TASK STATEMENT
Pull every line with the word "names" out of the entries below.

[Records]

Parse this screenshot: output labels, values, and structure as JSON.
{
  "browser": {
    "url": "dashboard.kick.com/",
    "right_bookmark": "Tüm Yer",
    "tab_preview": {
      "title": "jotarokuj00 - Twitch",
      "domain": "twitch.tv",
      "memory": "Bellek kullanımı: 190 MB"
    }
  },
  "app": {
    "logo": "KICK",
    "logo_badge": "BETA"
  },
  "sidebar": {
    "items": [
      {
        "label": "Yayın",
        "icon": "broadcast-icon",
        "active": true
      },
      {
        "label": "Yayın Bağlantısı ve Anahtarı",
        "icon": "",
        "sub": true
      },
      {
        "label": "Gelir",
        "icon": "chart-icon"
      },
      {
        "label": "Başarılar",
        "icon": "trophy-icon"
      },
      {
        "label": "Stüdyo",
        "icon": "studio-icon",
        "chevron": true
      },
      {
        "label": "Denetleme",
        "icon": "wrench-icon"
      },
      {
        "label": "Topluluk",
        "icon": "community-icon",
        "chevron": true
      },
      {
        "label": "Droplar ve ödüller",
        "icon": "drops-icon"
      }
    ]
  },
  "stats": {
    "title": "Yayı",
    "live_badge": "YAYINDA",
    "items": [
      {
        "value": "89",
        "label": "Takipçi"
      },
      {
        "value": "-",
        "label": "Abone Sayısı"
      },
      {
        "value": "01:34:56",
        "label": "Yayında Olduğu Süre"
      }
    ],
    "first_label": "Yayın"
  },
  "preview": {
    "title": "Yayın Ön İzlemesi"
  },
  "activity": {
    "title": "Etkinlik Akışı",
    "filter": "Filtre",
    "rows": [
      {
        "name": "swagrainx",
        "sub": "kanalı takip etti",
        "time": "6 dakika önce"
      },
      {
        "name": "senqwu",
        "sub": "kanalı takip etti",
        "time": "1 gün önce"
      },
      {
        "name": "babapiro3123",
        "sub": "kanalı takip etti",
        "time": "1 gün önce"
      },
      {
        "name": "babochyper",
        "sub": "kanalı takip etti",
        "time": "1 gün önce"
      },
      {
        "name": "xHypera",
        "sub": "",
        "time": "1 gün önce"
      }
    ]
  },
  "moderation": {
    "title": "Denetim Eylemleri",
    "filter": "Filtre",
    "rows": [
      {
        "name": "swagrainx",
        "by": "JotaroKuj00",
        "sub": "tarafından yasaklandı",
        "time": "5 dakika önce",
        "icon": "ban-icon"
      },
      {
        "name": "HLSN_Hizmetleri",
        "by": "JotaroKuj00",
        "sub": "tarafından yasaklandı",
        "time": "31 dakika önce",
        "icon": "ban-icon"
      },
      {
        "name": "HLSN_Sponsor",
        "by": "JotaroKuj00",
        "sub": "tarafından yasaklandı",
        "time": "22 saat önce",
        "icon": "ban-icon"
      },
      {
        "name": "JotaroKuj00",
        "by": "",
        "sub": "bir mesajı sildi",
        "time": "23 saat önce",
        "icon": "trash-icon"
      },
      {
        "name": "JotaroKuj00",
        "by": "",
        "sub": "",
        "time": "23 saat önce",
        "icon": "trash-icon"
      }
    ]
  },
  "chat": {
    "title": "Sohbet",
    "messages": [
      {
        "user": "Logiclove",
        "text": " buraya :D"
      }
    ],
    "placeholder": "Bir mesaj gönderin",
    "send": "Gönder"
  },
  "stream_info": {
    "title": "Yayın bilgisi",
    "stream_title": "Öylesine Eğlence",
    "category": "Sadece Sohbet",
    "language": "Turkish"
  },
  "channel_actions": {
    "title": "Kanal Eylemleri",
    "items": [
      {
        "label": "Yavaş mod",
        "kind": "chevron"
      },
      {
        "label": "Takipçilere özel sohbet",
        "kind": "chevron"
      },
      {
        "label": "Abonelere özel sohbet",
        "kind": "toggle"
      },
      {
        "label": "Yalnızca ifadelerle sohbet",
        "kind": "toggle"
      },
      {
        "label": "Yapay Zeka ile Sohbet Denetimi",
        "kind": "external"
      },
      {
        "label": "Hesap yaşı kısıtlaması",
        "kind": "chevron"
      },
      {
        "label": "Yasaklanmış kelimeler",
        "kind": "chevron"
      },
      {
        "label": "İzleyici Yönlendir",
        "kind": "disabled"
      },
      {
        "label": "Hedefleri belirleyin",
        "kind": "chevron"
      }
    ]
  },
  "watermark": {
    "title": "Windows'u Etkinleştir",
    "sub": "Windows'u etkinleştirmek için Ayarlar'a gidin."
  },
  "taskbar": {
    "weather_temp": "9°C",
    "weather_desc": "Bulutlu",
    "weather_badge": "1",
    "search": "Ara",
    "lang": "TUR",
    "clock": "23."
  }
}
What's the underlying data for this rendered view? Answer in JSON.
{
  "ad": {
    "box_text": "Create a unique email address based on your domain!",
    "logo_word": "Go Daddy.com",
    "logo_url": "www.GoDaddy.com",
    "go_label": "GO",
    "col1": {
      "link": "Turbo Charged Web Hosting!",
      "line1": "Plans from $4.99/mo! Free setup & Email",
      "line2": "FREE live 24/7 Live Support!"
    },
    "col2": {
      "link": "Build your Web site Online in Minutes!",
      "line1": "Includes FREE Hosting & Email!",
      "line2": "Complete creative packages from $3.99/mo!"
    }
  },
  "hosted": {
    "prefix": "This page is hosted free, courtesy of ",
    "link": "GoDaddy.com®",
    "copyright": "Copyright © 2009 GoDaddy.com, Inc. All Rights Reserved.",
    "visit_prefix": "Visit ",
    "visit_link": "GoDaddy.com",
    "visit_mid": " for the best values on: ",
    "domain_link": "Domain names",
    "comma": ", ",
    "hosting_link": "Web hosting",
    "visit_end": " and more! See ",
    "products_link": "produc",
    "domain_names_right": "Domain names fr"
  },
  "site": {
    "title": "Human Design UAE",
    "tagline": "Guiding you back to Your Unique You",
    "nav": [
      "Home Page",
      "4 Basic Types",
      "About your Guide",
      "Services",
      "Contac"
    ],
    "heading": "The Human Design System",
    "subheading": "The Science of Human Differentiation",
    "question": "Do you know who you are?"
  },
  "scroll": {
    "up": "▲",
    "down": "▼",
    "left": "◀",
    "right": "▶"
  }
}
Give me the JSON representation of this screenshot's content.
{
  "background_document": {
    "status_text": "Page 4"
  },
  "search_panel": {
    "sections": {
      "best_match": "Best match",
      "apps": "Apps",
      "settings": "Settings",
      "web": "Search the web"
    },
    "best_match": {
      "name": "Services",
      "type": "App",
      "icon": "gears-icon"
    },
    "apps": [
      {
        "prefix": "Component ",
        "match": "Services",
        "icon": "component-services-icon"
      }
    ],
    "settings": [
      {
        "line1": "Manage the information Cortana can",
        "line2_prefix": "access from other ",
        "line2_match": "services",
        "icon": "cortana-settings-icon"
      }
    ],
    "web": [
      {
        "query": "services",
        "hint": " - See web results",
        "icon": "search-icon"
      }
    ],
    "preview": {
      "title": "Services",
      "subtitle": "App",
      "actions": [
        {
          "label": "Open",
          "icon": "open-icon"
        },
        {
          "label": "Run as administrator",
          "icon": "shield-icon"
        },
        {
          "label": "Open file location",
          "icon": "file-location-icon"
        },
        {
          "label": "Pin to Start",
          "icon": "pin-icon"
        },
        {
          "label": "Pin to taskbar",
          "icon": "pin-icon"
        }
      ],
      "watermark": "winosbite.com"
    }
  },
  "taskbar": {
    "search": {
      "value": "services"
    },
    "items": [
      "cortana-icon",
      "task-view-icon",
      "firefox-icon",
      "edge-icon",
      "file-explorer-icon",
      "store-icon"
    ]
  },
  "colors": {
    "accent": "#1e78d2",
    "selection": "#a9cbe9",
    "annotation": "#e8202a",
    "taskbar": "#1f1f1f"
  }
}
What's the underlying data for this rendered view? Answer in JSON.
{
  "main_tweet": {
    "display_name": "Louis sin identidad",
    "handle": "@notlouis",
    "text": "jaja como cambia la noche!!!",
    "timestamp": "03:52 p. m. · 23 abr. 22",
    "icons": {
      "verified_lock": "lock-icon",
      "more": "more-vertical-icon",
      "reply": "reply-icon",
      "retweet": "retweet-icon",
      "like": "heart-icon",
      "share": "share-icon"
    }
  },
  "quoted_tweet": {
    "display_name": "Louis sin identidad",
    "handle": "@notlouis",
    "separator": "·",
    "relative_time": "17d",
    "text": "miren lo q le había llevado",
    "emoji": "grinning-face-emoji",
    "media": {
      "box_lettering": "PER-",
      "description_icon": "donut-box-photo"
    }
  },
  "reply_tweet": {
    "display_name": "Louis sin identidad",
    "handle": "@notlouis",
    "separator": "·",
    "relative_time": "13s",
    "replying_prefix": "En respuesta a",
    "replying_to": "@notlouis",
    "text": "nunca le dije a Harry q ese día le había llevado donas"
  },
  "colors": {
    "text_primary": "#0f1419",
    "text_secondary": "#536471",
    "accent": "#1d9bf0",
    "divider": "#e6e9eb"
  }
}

CORRECT RESPONSE
    "domain_link": "Domain names",
    "domain_names_right": "Domain names fr"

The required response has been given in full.